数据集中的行

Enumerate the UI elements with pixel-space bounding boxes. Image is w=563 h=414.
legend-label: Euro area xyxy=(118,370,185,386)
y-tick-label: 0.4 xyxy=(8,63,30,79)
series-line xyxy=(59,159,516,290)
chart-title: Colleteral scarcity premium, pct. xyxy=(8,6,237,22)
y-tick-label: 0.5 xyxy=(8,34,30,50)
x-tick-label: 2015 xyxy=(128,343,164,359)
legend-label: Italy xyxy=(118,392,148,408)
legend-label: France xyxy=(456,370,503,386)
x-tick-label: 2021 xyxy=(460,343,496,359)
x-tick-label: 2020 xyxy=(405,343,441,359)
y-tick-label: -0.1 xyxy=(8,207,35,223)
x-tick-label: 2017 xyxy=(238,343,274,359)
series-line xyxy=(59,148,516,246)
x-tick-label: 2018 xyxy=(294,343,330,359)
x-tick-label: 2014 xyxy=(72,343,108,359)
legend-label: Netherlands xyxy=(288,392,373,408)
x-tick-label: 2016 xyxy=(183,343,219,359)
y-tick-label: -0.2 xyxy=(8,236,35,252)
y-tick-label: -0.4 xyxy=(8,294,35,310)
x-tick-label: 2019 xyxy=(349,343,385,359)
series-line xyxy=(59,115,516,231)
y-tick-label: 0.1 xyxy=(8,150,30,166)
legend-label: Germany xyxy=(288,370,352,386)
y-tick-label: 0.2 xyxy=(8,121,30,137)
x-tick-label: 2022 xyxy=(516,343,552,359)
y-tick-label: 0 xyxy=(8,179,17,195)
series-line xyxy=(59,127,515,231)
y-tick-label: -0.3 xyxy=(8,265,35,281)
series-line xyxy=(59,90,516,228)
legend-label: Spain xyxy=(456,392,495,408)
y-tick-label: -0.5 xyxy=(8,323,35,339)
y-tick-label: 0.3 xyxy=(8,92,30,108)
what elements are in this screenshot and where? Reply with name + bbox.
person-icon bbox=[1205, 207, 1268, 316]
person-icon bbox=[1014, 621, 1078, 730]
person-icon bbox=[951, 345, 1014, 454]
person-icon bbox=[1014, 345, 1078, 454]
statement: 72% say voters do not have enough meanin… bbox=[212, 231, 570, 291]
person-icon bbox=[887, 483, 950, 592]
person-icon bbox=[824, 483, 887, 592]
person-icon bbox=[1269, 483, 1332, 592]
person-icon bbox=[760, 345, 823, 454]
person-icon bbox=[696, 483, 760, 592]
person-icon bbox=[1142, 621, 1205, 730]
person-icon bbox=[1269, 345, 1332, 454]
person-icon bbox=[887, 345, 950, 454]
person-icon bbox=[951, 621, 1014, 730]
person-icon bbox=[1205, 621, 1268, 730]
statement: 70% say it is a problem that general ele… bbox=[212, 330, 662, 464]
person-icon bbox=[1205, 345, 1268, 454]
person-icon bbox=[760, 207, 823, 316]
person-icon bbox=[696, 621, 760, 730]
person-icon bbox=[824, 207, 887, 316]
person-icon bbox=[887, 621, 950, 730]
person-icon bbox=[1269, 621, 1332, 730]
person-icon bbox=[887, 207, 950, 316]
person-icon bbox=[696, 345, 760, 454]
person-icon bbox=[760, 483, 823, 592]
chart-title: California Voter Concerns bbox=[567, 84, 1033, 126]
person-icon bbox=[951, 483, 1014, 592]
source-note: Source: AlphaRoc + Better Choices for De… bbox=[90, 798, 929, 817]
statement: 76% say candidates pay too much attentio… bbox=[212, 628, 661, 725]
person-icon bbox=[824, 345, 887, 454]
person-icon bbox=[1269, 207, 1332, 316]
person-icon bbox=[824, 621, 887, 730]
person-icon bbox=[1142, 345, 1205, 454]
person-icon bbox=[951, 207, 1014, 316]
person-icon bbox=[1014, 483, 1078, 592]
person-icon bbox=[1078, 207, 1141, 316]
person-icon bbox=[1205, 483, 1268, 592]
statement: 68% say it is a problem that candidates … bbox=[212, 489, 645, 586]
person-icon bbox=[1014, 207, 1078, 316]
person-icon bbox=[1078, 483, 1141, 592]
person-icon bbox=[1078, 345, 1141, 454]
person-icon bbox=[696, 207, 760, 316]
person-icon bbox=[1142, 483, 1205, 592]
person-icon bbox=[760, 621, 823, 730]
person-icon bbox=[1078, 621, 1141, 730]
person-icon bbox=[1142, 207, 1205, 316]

◆ 练习题目:
请从条目开头起，到包含"y-tick-label: 0.5 xyxy=(8,34,30,50)"的那一行为止（含该行），把这些行重新写出，将其中的"Euro area"换成"Eurozone"，其余内容保持不变。

◆ 完整解答:
Enumerate the UI elements with pixel-space bounding boxes. Image is w=563 h=414.
legend-label: Eurozone xyxy=(118,370,185,386)
y-tick-label: 0.4 xyxy=(8,63,30,79)
series-line xyxy=(59,159,516,290)
chart-title: Colleteral scarcity premium, pct. xyxy=(8,6,237,22)
y-tick-label: 0.5 xyxy=(8,34,30,50)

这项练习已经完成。